Without the pictures, copy all the entries below exactly.
== Data supplied ==
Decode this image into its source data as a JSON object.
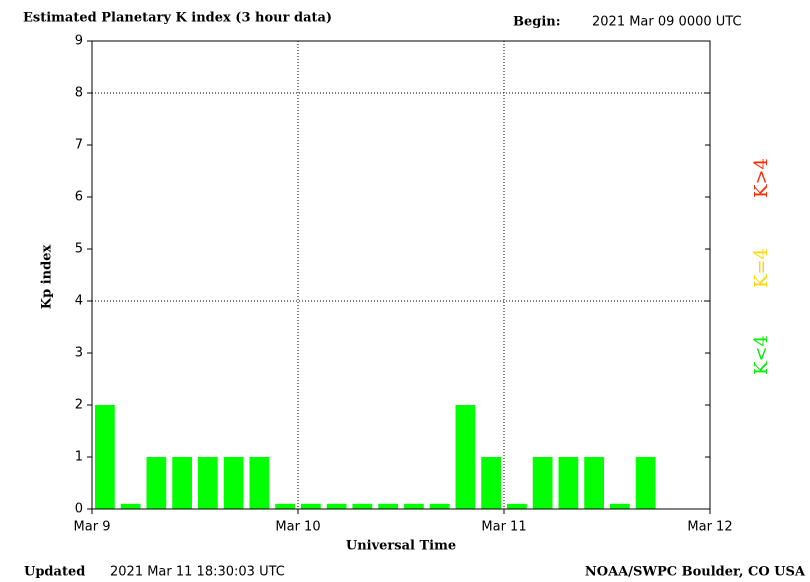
{
  "chart_data": {
    "type": "bar",
    "title": "Estimated Planetary K index (3 hour data)",
    "begin_label": "Begin:",
    "begin": "2021 Mar 09 0000 UTC",
    "x_label": "Universal Time",
    "y_label": "Kp index",
    "updated_label": "Updated",
    "updated": "2021 Mar 11 18:30:03 UTC",
    "credit": "NOAA/SWPC Boulder, CO USA",
    "x": [
      0,
      3,
      6,
      9,
      12,
      15,
      18,
      21,
      24,
      27,
      30,
      33,
      36,
      39,
      42,
      45,
      48,
      51,
      54,
      57,
      60,
      63
    ],
    "values": [
      2,
      0.1,
      1,
      1,
      1,
      1,
      1,
      0.1,
      0.1,
      0.1,
      0.1,
      0.1,
      0.1,
      0.1,
      2,
      1,
      0.1,
      1,
      1,
      1,
      0.1,
      1
    ],
    "color": "#00ff00",
    "xlim": [
      0,
      72
    ],
    "xticks": [
      {
        "value": 0,
        "label": "Mar 9"
      },
      {
        "value": 24,
        "label": "Mar 10"
      },
      {
        "value": 48,
        "label": "Mar 11"
      },
      {
        "value": 72,
        "label": "Mar 12"
      }
    ],
    "ylim": [
      0,
      9
    ],
    "yticks": [
      0,
      1,
      2,
      3,
      4,
      5,
      6,
      7,
      8,
      9
    ],
    "ygrid": [
      4,
      8
    ],
    "xgrid": [
      24,
      48
    ],
    "legend": [
      {
        "label": "K<4",
        "color": "#00ee00"
      },
      {
        "label": "K=4",
        "color": "#ffd700"
      },
      {
        "label": "K>4",
        "color": "#ff2a00"
      }
    ]
  }
}
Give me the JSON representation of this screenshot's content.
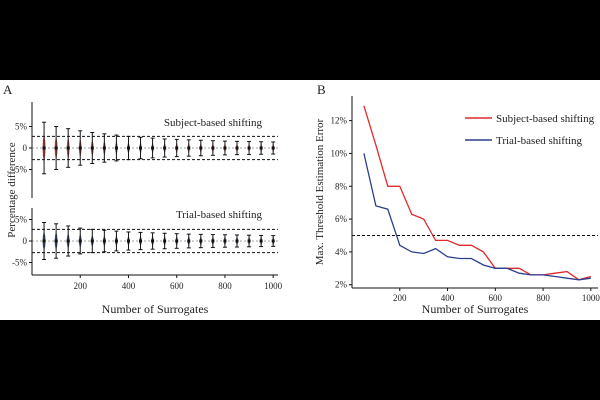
{
  "panel_a": {
    "label": "A",
    "xlabel": "Number of Surrogates",
    "ylabel": "Percentage difference",
    "xticks": [
      "200",
      "400",
      "600",
      "800",
      "1000"
    ],
    "yticks": [
      "5%",
      "0",
      "-5%"
    ],
    "top_title": "Subject-based shifting",
    "bottom_title": "Trial-based shifting",
    "colors": {
      "top": "#d63a3a",
      "bottom": "#2b4a8c",
      "whisker": "#111111"
    }
  },
  "panel_b": {
    "label": "B",
    "xlabel": "Number of Surrogates",
    "ylabel": "Max. Threshold Estimation Error",
    "xticks": [
      "200",
      "400",
      "600",
      "800",
      "1000"
    ],
    "yticks": [
      "12%",
      "10%",
      "8%",
      "6%",
      "4%",
      "2%"
    ],
    "legend": {
      "subject": "Subject-based shifting",
      "trial": "Trial-based shifting"
    }
  },
  "chart_data": [
    {
      "type": "scatter",
      "title": "Subject-based shifting",
      "xlabel": "Number of Surrogates",
      "ylabel": "Percentage difference",
      "x": [
        50,
        100,
        150,
        200,
        250,
        300,
        350,
        400,
        450,
        500,
        550,
        600,
        650,
        700,
        750,
        800,
        850,
        900,
        950,
        1000
      ],
      "spread": [
        6.0,
        5.0,
        4.5,
        4.0,
        3.6,
        3.3,
        3.0,
        2.7,
        2.5,
        2.3,
        2.1,
        2.0,
        1.9,
        1.8,
        1.7,
        1.6,
        1.55,
        1.5,
        1.45,
        1.4
      ],
      "threshold": [
        2.7,
        -2.7
      ],
      "xlim": [
        0,
        1020
      ],
      "ylim": [
        -7,
        7
      ]
    },
    {
      "type": "scatter",
      "title": "Trial-based shifting",
      "xlabel": "Number of Surrogates",
      "ylabel": "Percentage difference",
      "x": [
        50,
        100,
        150,
        200,
        250,
        300,
        350,
        400,
        450,
        500,
        550,
        600,
        650,
        700,
        750,
        800,
        850,
        900,
        950,
        1000
      ],
      "spread": [
        4.3,
        4.0,
        3.5,
        3.0,
        2.7,
        2.5,
        2.3,
        2.1,
        2.0,
        1.9,
        1.8,
        1.7,
        1.6,
        1.55,
        1.5,
        1.45,
        1.4,
        1.35,
        1.3,
        1.25
      ],
      "threshold": [
        2.7,
        -2.7
      ],
      "xlim": [
        0,
        1020
      ],
      "ylim": [
        -7,
        7
      ]
    },
    {
      "type": "line",
      "xlabel": "Number of Surrogates",
      "ylabel": "Max. Threshold Estimation Error",
      "xlim": [
        0,
        1030
      ],
      "ylim": [
        1.8,
        13.5
      ],
      "reference": 5,
      "series": [
        {
          "name": "Subject-based shifting",
          "color": "#e02a2a",
          "x": [
            50,
            100,
            150,
            175,
            200,
            250,
            300,
            350,
            400,
            450,
            500,
            550,
            600,
            650,
            700,
            750,
            800,
            850,
            900,
            950,
            1000
          ],
          "values": [
            12.9,
            10.5,
            8.0,
            8.0,
            8.0,
            6.3,
            6.0,
            4.7,
            4.7,
            4.4,
            4.4,
            4.0,
            3.0,
            3.0,
            3.0,
            2.6,
            2.6,
            2.7,
            2.8,
            2.3,
            2.5
          ]
        },
        {
          "name": "Trial-based shifting",
          "color": "#2b3f8f",
          "x": [
            50,
            100,
            150,
            200,
            250,
            300,
            350,
            400,
            450,
            500,
            550,
            600,
            650,
            700,
            750,
            800,
            850,
            900,
            950,
            1000
          ],
          "values": [
            10.0,
            6.8,
            6.6,
            4.4,
            4.0,
            3.9,
            4.2,
            3.7,
            3.6,
            3.6,
            3.2,
            3.0,
            3.0,
            2.7,
            2.6,
            2.6,
            2.5,
            2.4,
            2.3,
            2.4
          ]
        }
      ]
    }
  ]
}
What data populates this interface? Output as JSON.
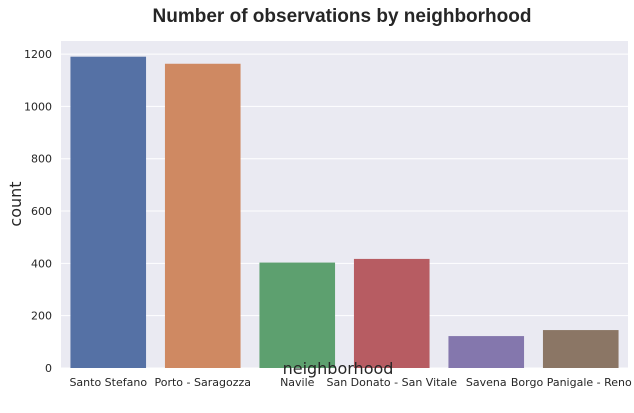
{
  "chart_data": {
    "type": "bar",
    "title": "Number of observations by neighborhood",
    "xlabel": "neighborhood",
    "ylabel": "count",
    "categories": [
      "Santo Stefano",
      "Porto - Saragozza",
      "Navile",
      "San Donato - San Vitale",
      "Savena",
      "Borgo Panigale - Reno"
    ],
    "values": [
      1190,
      1163,
      403,
      417,
      122,
      145
    ],
    "colors": [
      "#5571a5",
      "#cf8962",
      "#5da06f",
      "#b75c62",
      "#8477ad",
      "#8b7665"
    ],
    "yticks": [
      0,
      200,
      400,
      600,
      800,
      1000,
      1200
    ],
    "ylim": [
      0,
      1250
    ],
    "grid": true,
    "background": "#eaeaf2",
    "legend": "none"
  }
}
===
> Reply
Decode this image into its source data as a JSON object.
{
  "chart_data": {
    "type": "bar",
    "title": "Estimated Planetary K index (3 hour data)",
    "begin_label": "Begin:",
    "begin": "2021 Mar 09 0000 UTC",
    "x_label": "Universal Time",
    "y_label": "Kp index",
    "updated_label": "Updated",
    "updated": "2021 Mar 11 18:30:03 UTC",
    "credit": "NOAA/SWPC Boulder, CO USA",
    "x": [
      0,
      3,
      6,
      9,
      12,
      15,
      18,
      21,
      24,
      27,
      30,
      33,
      36,
      39,
      42,
      45,
      48,
      51,
      54,
      57,
      60,
      63
    ],
    "values": [
      2,
      0.1,
      1,
      1,
      1,
      1,
      1,
      0.1,
      0.1,
      0.1,
      0.1,
      0.1,
      0.1,
      0.1,
      2,
      1,
      0.1,
      1,
      1,
      1,
      0.1,
      1
    ],
    "color": "#00ff00",
    "xlim": [
      0,
      72
    ],
    "xticks": [
      {
        "value": 0,
        "label": "Mar 9"
      },
      {
        "value": 24,
        "label": "Mar 10"
      },
      {
        "value": 48,
        "label": "Mar 11"
      },
      {
        "value": 72,
        "label": "Mar 12"
      }
    ],
    "ylim": [
      0,
      9
    ],
    "yticks": [
      0,
      1,
      2,
      3,
      4,
      5,
      6,
      7,
      8,
      9
    ],
    "ygrid": [
      4,
      8
    ],
    "xgrid": [
      24,
      48
    ],
    "legend": [
      {
        "label": "K<4",
        "color": "#00ee00"
      },
      {
        "label": "K=4",
        "color": "#ffd700"
      },
      {
        "label": "K>4",
        "color": "#ff2a00"
      }
    ]
  }
}
Give me the JSON representation of this screenshot's content.
{
  "panel_a": {
    "label": "A",
    "xlabel": "Number of Surrogates",
    "ylabel": "Percentage difference",
    "xticks": [
      "200",
      "400",
      "600",
      "800",
      "1000"
    ],
    "yticks": [
      "5%",
      "0",
      "-5%"
    ],
    "top_title": "Subject-based shifting",
    "bottom_title": "Trial-based shifting",
    "colors": {
      "top": "#d63a3a",
      "bottom": "#2b4a8c",
      "whisker": "#111111"
    }
  },
  "panel_b": {
    "label": "B",
    "xlabel": "Number of Surrogates",
    "ylabel": "Max. Threshold Estimation Error",
    "xticks": [
      "200",
      "400",
      "600",
      "800",
      "1000"
    ],
    "yticks": [
      "12%",
      "10%",
      "8%",
      "6%",
      "4%",
      "2%"
    ],
    "legend": {
      "subject": "Subject-based shifting",
      "trial": "Trial-based shifting"
    }
  },
  "chart_data": [
    {
      "type": "scatter",
      "title": "Subject-based shifting",
      "xlabel": "Number of Surrogates",
      "ylabel": "Percentage difference",
      "x": [
        50,
        100,
        150,
        200,
        250,
        300,
        350,
        400,
        450,
        500,
        550,
        600,
        650,
        700,
        750,
        800,
        850,
        900,
        950,
        1000
      ],
      "spread": [
        6.0,
        5.0,
        4.5,
        4.0,
        3.6,
        3.3,
        3.0,
        2.7,
        2.5,
        2.3,
        2.1,
        2.0,
        1.9,
        1.8,
        1.7,
        1.6,
        1.55,
        1.5,
        1.45,
        1.4
      ],
      "threshold": [
        2.7,
        -2.7
      ],
      "xlim": [
        0,
        1020
      ],
      "ylim": [
        -7,
        7
      ]
    },
    {
      "type": "scatter",
      "title": "Trial-based shifting",
      "xlabel": "Number of Surrogates",
      "ylabel": "Percentage difference",
      "x": [
        50,
        100,
        150,
        200,
        250,
        300,
        350,
        400,
        450,
        500,
        550,
        600,
        650,
        700,
        750,
        800,
        850,
        900,
        950,
        1000
      ],
      "spread": [
        4.3,
        4.0,
        3.5,
        3.0,
        2.7,
        2.5,
        2.3,
        2.1,
        2.0,
        1.9,
        1.8,
        1.7,
        1.6,
        1.55,
        1.5,
        1.45,
        1.4,
        1.35,
        1.3,
        1.25
      ],
      "threshold": [
        2.7,
        -2.7
      ],
      "xlim": [
        0,
        1020
      ],
      "ylim": [
        -7,
        7
      ]
    },
    {
      "type": "line",
      "xlabel": "Number of Surrogates",
      "ylabel": "Max. Threshold Estimation Error",
      "xlim": [
        0,
        1030
      ],
      "ylim": [
        1.8,
        13.5
      ],
      "reference": 5,
      "series": [
        {
          "name": "Subject-based shifting",
          "color": "#e02a2a",
          "x": [
            50,
            100,
            150,
            175,
            200,
            250,
            300,
            350,
            400,
            450,
            500,
            550,
            600,
            650,
            700,
            750,
            800,
            850,
            900,
            950,
            1000
          ],
          "values": [
            12.9,
            10.5,
            8.0,
            8.0,
            8.0,
            6.3,
            6.0,
            4.7,
            4.7,
            4.4,
            4.4,
            4.0,
            3.0,
            3.0,
            3.0,
            2.6,
            2.6,
            2.7,
            2.8,
            2.3,
            2.5
          ]
        },
        {
          "name": "Trial-based shifting",
          "color": "#2b3f8f",
          "x": [
            50,
            100,
            150,
            200,
            250,
            300,
            350,
            400,
            450,
            500,
            550,
            600,
            650,
            700,
            750,
            800,
            850,
            900,
            950,
            1000
          ],
          "values": [
            10.0,
            6.8,
            6.6,
            4.4,
            4.0,
            3.9,
            4.2,
            3.7,
            3.6,
            3.6,
            3.2,
            3.0,
            3.0,
            2.7,
            2.6,
            2.6,
            2.5,
            2.4,
            2.3,
            2.4
          ]
        }
      ]
    }
  ]
}
What data populates this interface? Output as JSON.
{
  "chart_data": {
    "type": "bar",
    "title": "Number of observations by neighborhood",
    "xlabel": "neighborhood",
    "ylabel": "count",
    "categories": [
      "Santo Stefano",
      "Porto - Saragozza",
      "Navile",
      "San Donato - San Vitale",
      "Savena",
      "Borgo Panigale - Reno"
    ],
    "values": [
      1190,
      1163,
      403,
      417,
      122,
      145
    ],
    "colors": [
      "#5571a5",
      "#cf8962",
      "#5da06f",
      "#b75c62",
      "#8477ad",
      "#8b7665"
    ],
    "yticks": [
      0,
      200,
      400,
      600,
      800,
      1000,
      1200
    ],
    "ylim": [
      0,
      1250
    ],
    "grid": true,
    "background": "#eaeaf2",
    "legend": "none"
  }
}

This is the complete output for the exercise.